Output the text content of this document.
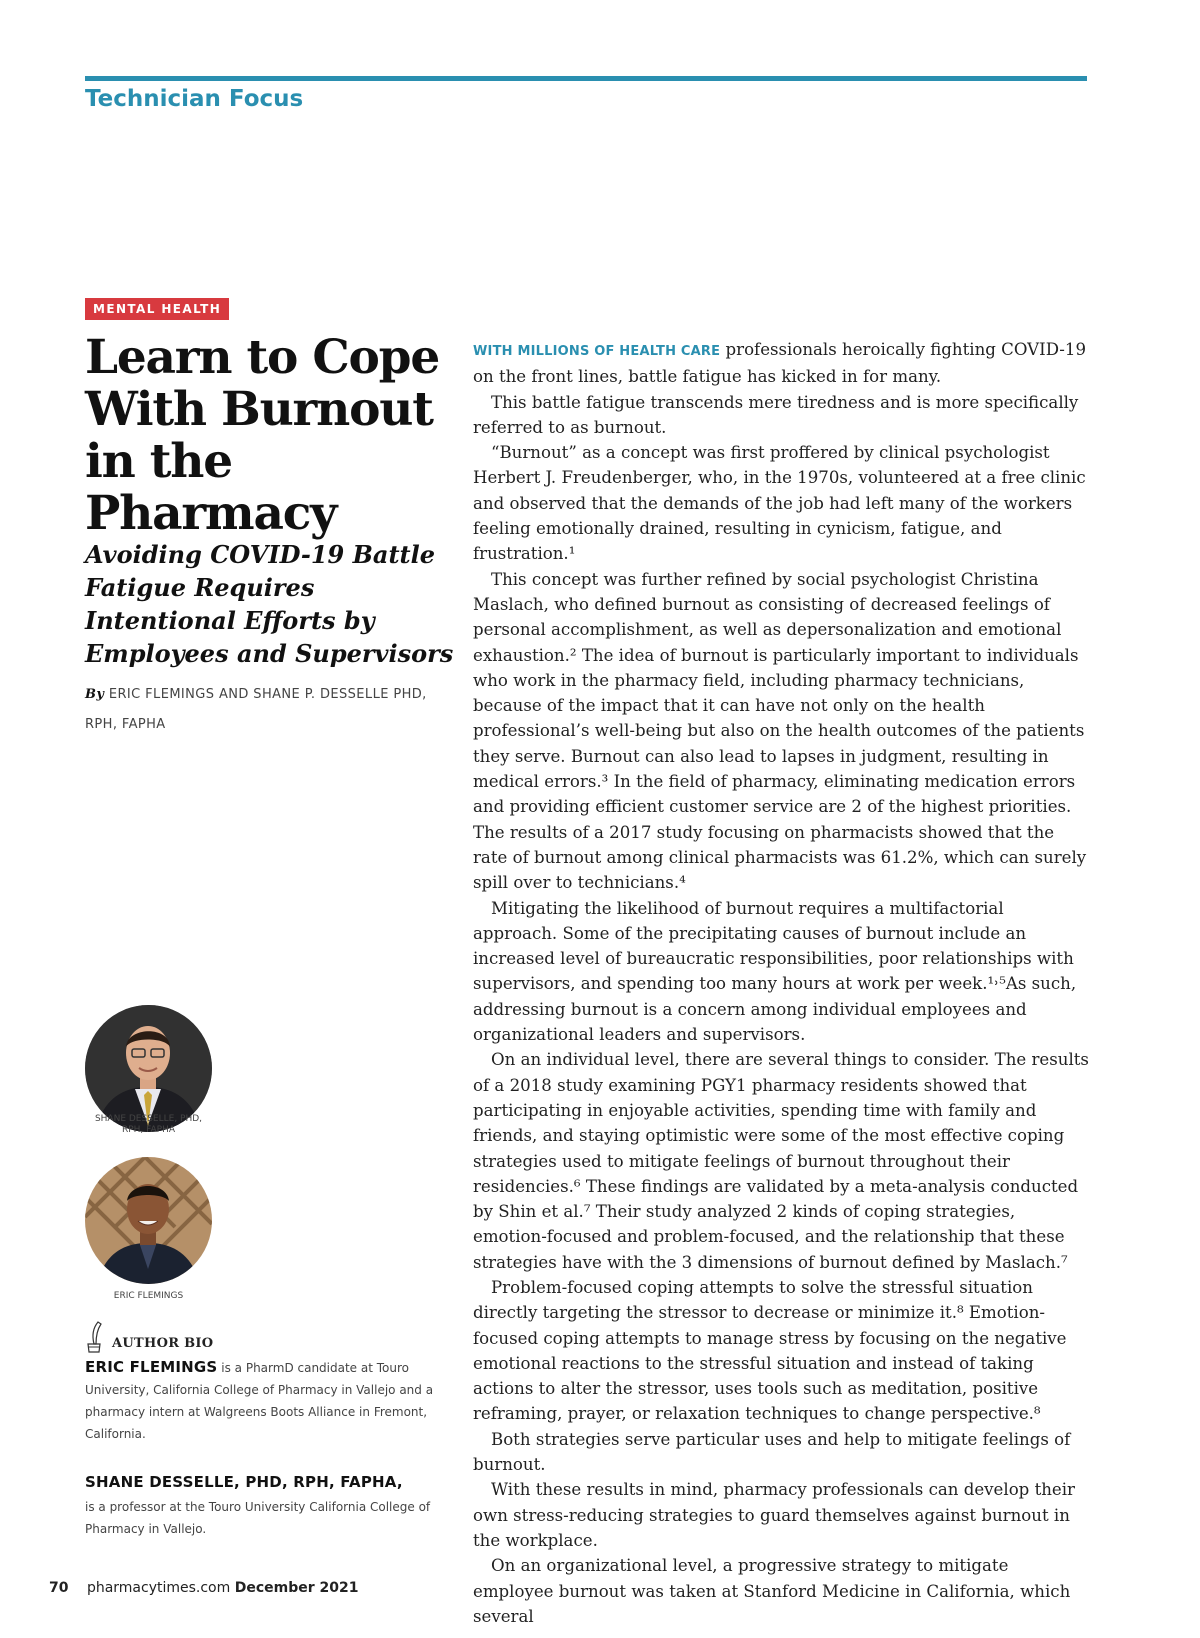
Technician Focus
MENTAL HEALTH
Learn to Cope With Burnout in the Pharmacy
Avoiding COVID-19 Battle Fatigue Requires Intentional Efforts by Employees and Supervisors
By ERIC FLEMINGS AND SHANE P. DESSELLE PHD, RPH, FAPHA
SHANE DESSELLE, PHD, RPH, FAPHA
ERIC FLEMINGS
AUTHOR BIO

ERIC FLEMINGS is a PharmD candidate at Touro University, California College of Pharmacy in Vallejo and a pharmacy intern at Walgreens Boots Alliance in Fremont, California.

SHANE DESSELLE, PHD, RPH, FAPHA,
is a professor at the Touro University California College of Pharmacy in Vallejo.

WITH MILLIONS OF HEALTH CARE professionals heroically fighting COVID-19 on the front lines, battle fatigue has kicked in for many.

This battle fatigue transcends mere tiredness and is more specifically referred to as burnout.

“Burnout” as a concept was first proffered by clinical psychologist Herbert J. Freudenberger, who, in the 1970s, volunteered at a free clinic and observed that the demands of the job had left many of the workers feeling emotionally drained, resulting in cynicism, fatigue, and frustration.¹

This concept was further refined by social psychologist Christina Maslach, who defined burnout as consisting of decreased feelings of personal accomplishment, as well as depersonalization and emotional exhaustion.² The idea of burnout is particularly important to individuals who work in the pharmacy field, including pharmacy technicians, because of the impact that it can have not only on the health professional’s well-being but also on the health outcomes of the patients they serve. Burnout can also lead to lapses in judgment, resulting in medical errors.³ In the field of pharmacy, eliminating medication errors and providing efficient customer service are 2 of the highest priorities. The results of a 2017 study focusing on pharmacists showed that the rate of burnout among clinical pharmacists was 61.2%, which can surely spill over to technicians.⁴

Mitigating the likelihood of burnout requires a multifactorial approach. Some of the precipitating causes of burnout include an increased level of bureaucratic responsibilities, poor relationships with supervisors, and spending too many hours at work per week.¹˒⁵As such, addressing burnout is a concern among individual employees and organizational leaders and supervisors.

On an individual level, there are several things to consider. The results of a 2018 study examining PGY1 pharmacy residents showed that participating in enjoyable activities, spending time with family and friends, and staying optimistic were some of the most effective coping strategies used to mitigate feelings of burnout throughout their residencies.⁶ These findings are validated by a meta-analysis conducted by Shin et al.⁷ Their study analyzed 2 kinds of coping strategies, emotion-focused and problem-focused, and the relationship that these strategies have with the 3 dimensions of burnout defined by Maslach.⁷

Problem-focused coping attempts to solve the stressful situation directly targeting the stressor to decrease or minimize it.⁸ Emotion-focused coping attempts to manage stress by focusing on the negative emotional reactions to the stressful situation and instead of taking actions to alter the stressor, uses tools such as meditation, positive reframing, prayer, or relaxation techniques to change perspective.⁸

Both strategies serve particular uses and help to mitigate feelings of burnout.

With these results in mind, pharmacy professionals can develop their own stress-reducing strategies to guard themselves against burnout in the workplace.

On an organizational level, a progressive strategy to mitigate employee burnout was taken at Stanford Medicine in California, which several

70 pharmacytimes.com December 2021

============

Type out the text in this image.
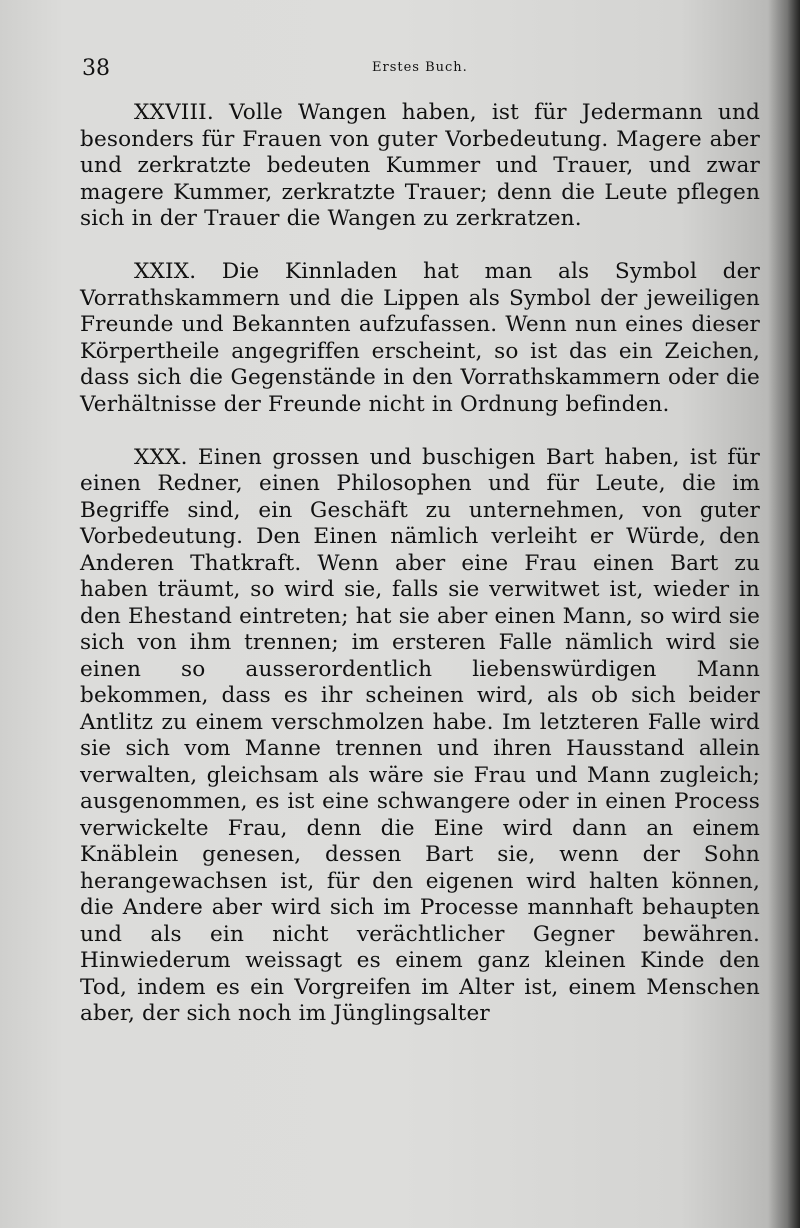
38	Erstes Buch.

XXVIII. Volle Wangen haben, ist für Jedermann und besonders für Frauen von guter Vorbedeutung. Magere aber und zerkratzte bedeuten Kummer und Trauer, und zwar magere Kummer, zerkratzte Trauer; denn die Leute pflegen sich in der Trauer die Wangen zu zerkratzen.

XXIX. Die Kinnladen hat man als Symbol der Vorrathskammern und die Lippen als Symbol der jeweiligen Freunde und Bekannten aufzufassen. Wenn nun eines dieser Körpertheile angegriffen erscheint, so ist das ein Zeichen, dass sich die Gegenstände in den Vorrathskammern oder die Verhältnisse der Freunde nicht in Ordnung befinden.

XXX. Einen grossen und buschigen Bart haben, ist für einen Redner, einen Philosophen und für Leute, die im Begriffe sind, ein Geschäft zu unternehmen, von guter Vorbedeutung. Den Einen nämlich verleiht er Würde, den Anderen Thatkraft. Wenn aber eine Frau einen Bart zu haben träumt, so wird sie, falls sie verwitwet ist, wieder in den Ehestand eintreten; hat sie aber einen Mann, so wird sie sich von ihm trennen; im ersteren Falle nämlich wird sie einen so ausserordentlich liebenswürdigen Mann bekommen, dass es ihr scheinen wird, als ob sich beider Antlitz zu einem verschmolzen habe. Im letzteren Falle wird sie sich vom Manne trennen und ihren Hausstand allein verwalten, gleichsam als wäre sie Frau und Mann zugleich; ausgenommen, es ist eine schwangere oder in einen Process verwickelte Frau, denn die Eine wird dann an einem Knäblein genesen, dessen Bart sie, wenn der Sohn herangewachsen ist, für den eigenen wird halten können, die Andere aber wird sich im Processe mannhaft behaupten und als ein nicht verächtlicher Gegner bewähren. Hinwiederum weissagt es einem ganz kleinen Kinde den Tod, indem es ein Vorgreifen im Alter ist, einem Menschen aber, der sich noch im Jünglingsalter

============

Goal of the exercise: Report all lines of the material that contain the word "DESSELLE".

Written solution:
By ERIC FLEMINGS AND SHANE P. DESSELLE PHD, RPH, FAPHA
SHANE DESSELLE, PHD, RPH, FAPHA
SHANE DESSELLE, PHD, RPH, FAPHA,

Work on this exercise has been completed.